**Short exercise:** Pull each line holding the word "will" from the data.

Stored data start

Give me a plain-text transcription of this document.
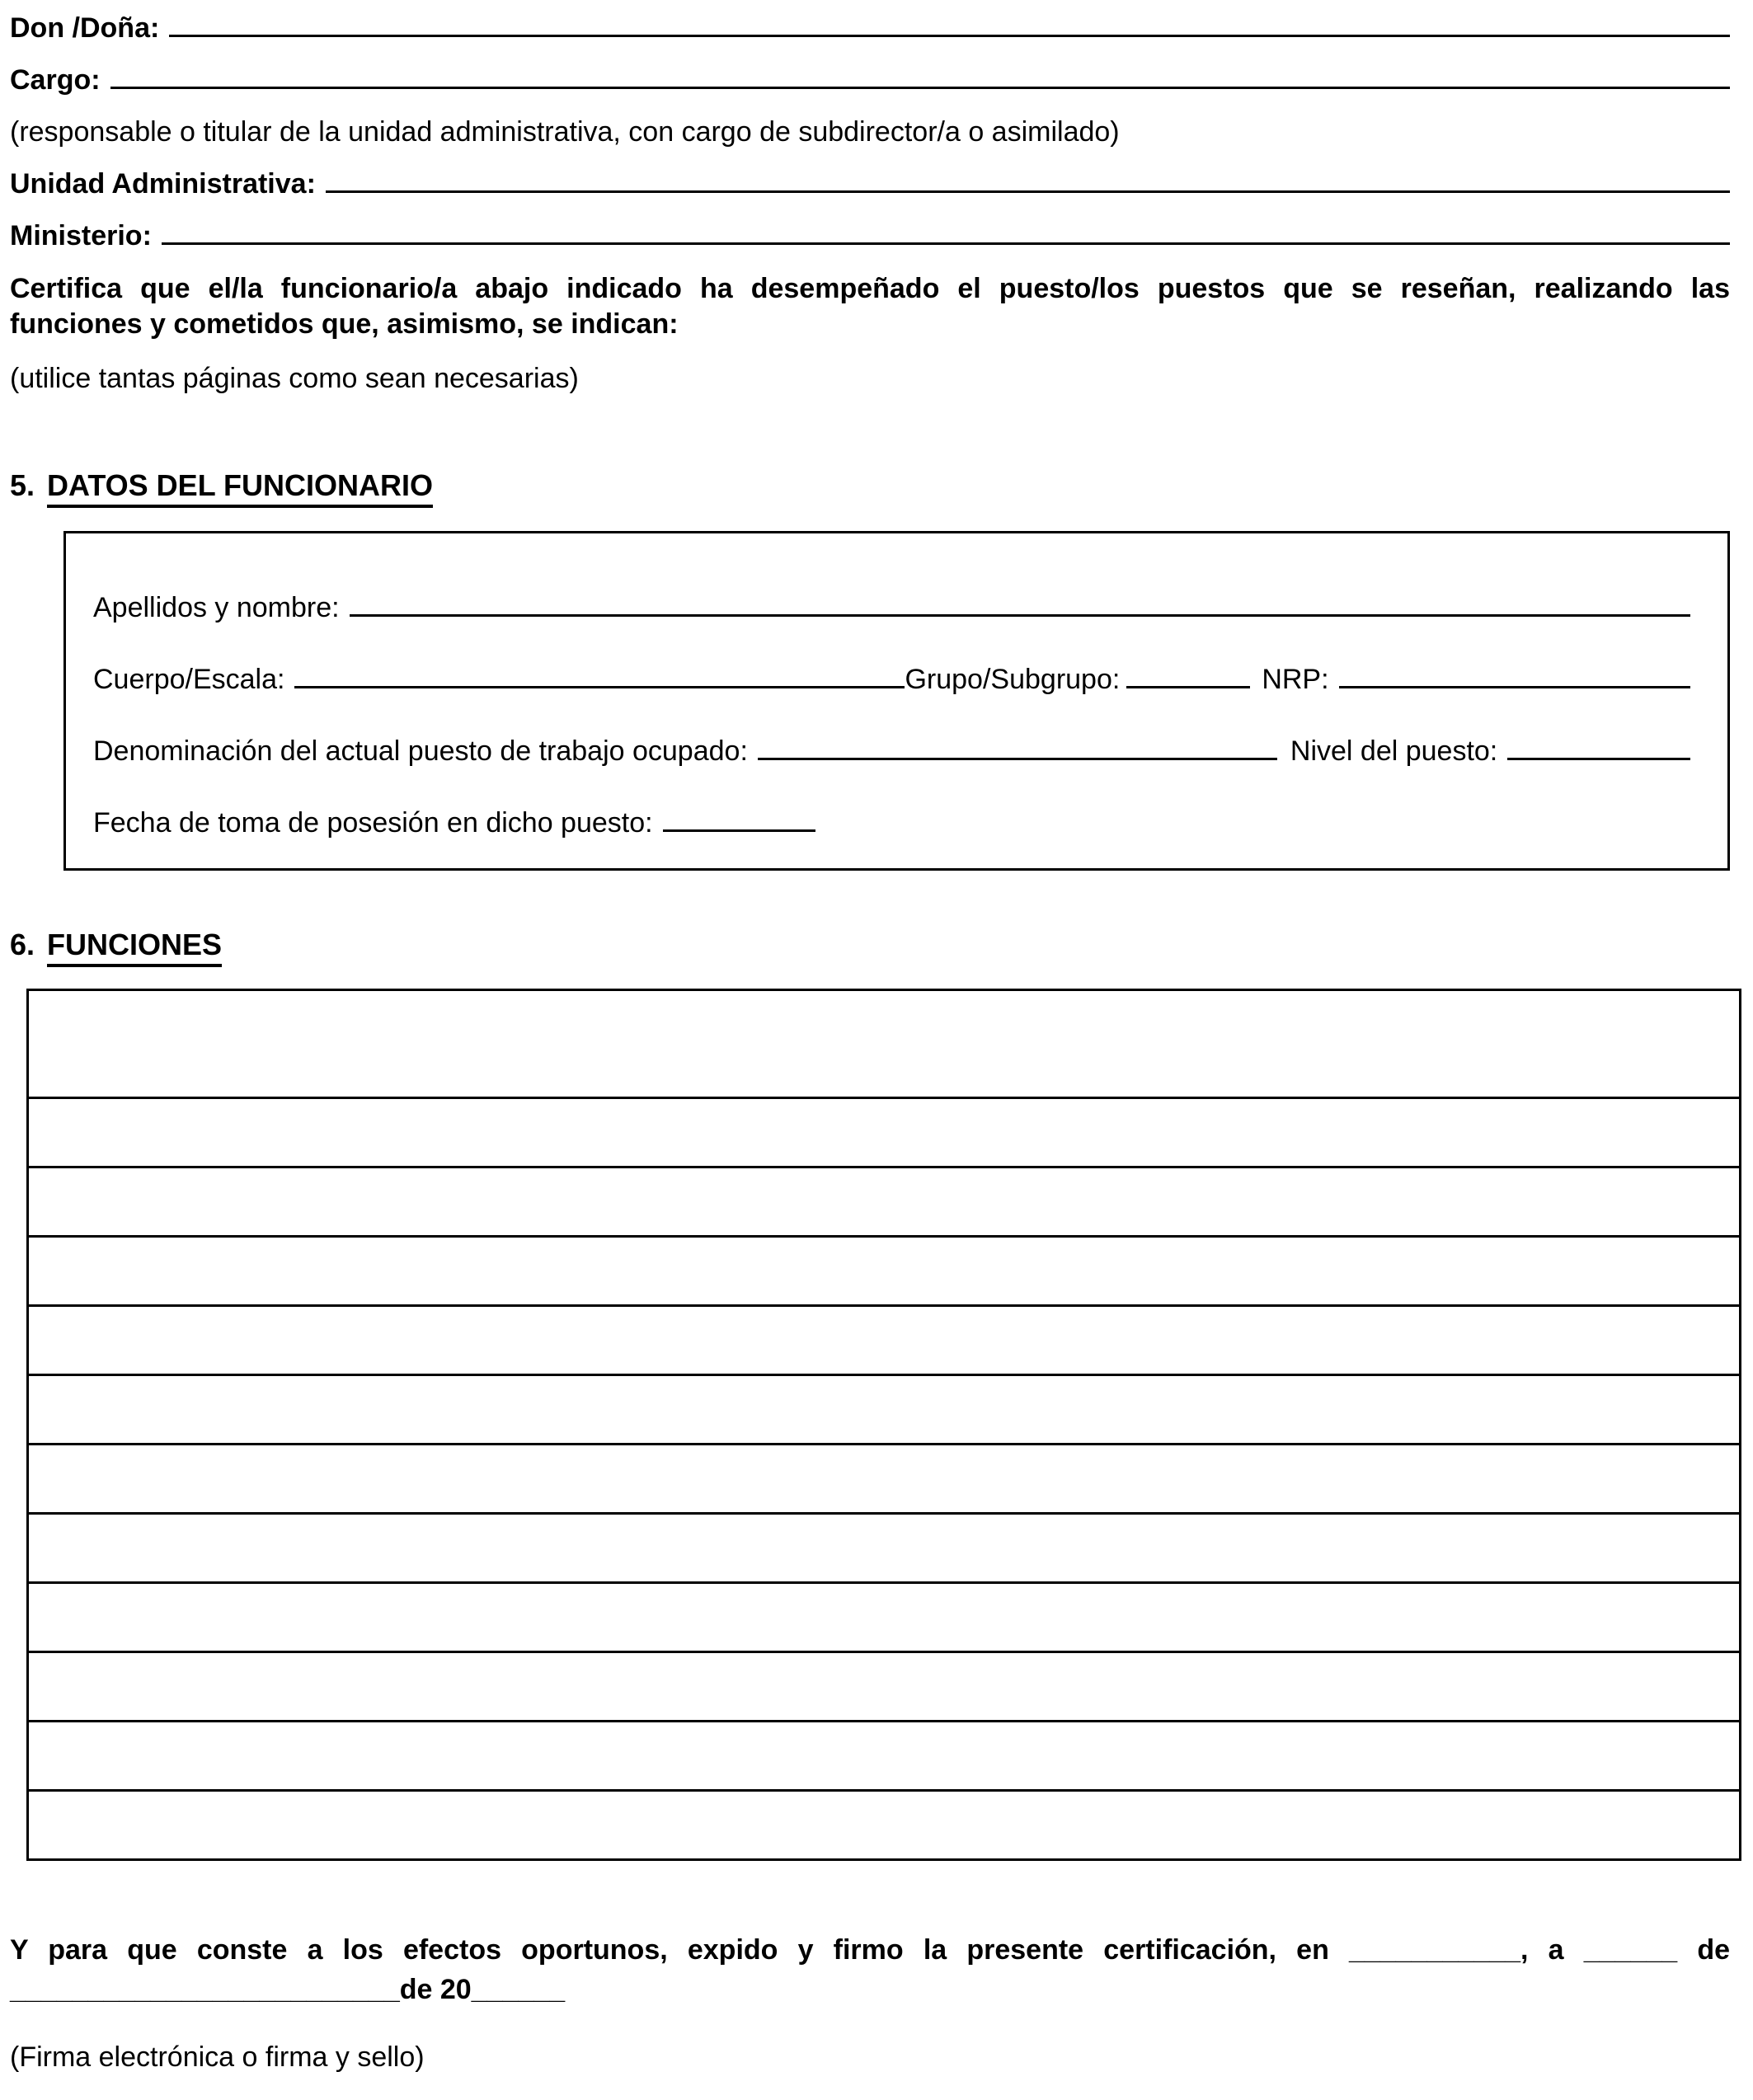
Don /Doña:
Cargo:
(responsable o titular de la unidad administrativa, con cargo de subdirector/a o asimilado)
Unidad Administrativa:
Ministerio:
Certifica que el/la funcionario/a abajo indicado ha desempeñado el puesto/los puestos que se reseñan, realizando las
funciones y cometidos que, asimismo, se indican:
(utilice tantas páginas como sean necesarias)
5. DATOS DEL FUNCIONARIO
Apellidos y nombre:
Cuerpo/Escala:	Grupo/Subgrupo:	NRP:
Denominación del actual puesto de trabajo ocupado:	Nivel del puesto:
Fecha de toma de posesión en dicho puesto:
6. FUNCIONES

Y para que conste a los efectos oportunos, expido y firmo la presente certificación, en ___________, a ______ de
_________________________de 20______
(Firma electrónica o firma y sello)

Stored data end
Stored data start

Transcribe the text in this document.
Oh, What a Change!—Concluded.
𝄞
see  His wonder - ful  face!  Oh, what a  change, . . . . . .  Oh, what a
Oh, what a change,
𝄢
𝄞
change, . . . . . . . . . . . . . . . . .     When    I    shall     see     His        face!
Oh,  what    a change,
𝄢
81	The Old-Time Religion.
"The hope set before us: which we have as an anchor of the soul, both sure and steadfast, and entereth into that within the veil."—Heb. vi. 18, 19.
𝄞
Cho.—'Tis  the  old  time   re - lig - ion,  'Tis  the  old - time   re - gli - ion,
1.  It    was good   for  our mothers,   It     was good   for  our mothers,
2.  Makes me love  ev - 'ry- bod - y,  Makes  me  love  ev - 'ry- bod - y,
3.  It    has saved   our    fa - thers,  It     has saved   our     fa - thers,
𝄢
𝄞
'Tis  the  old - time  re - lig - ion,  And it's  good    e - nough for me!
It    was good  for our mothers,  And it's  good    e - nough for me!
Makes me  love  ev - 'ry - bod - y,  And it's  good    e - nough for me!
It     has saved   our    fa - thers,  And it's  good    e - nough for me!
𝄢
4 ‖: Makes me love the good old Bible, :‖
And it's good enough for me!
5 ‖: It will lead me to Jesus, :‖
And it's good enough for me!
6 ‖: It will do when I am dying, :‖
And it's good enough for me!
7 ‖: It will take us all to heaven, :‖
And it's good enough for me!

Stored data end

**Complete output:**
5 ‖: It will lead me to Jesus, :‖
6 ‖: It will do when I am dying, :‖
7 ‖: It will take us all to heaven, :‖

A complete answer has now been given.